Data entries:
────
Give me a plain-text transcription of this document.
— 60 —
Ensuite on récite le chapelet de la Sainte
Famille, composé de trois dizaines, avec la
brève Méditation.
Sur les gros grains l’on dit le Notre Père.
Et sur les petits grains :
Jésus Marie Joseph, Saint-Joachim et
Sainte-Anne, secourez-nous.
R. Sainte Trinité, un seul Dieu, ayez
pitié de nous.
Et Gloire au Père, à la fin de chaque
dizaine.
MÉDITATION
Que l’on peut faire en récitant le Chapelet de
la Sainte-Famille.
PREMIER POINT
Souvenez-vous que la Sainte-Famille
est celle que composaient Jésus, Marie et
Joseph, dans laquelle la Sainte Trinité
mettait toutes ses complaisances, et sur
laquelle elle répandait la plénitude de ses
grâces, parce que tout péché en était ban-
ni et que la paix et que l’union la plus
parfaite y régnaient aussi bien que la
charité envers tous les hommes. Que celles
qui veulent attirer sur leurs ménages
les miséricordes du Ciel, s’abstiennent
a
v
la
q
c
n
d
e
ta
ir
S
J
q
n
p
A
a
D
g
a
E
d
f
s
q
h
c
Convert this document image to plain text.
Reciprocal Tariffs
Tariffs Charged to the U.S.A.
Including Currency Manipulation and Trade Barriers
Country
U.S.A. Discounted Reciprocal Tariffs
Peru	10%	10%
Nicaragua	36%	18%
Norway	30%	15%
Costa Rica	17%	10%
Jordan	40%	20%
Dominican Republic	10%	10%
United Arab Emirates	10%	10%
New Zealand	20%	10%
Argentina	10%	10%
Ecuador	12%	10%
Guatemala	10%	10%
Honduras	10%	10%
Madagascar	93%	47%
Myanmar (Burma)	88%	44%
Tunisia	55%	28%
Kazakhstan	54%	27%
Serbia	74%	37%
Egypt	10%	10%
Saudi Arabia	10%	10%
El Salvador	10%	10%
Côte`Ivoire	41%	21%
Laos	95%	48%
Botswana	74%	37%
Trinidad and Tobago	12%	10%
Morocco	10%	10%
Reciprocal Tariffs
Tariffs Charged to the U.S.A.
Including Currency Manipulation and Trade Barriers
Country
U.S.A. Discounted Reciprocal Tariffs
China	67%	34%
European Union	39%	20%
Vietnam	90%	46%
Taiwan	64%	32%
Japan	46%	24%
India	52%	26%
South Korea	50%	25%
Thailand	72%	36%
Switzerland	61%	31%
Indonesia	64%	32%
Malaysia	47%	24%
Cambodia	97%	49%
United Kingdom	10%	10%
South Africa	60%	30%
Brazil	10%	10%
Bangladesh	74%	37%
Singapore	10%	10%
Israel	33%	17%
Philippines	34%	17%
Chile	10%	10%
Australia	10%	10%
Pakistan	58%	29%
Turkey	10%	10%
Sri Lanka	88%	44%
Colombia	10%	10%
────
> [Instructions for the task]: Write out the entire listing exactly.

> [Response]:
Give me a plain-text transcription of this document.
— 60 —
Ensuite on récite le chapelet de la Sainte
Famille, composé de trois dizaines, avec la
brève Méditation.
Sur les gros grains l’on dit le Notre Père.
Et sur les petits grains :
Jésus Marie Joseph, Saint-Joachim et
Sainte-Anne, secourez-nous.
R. Sainte Trinité, un seul Dieu, ayez
pitié de nous.
Et Gloire au Père, à la fin de chaque
dizaine.
MÉDITATION
Que l’on peut faire en récitant le Chapelet de
la Sainte-Famille.
PREMIER POINT
Souvenez-vous que la Sainte-Famille
est celle que composaient Jésus, Marie et
Joseph, dans laquelle la Sainte Trinité
mettait toutes ses complaisances, et sur
laquelle elle répandait la plénitude de ses
grâces, parce que tout péché en était ban-
ni et que la paix et que l’union la plus
parfaite y régnaient aussi bien que la
charité envers tous les hommes. Que celles
qui veulent attirer sur leurs ménages
les miséricordes du Ciel, s’abstiennent
a
v
la
q
c
n
d
e
ta
ir
S
J
q
n
p
A
a
D
g
a
E
d
f
s
q
h
c
Convert this document image to plain text.
Reciprocal Tariffs
Tariffs Charged to the U.S.A.
Including Currency Manipulation and Trade Barriers
Country
U.S.A. Discounted Reciprocal Tariffs
Peru	10%	10%
Nicaragua	36%	18%
Norway	30%	15%
Costa Rica	17%	10%
Jordan	40%	20%
Dominican Republic	10%	10%
United Arab Emirates	10%	10%
New Zealand	20%	10%
Argentina	10%	10%
Ecuador	12%	10%
Guatemala	10%	10%
Honduras	10%	10%
Madagascar	93%	47%
Myanmar (Burma)	88%	44%
Tunisia	55%	28%
Kazakhstan	54%	27%
Serbia	74%	37%
Egypt	10%	10%
Saudi Arabia	10%	10%
El Salvador	10%	10%
Côte`Ivoire	41%	21%
Laos	95%	48%
Botswana	74%	37%
Trinidad and Tobago	12%	10%
Morocco	10%	10%
Reciprocal Tariffs
Tariffs Charged to the U.S.A.
Including Currency Manipulation and Trade Barriers
Country
U.S.A. Discounted Reciprocal Tariffs
China	67%	34%
European Union	39%	20%
Vietnam	90%	46%
Taiwan	64%	32%
Japan	46%	24%
India	52%	26%
South Korea	50%	25%
Thailand	72%	36%
Switzerland	61%	31%
Indonesia	64%	32%
Malaysia	47%	24%
Cambodia	97%	49%
United Kingdom	10%	10%
South Africa	60%	30%
Brazil	10%	10%
Bangladesh	74%	37%
Singapore	10%	10%
Israel	33%	17%
Philippines	34%	17%
Chile	10%	10%
Australia	10%	10%
Pakistan	58%	29%
Turkey	10%	10%
Sri Lanka	88%	44%
Colombia	10%	10%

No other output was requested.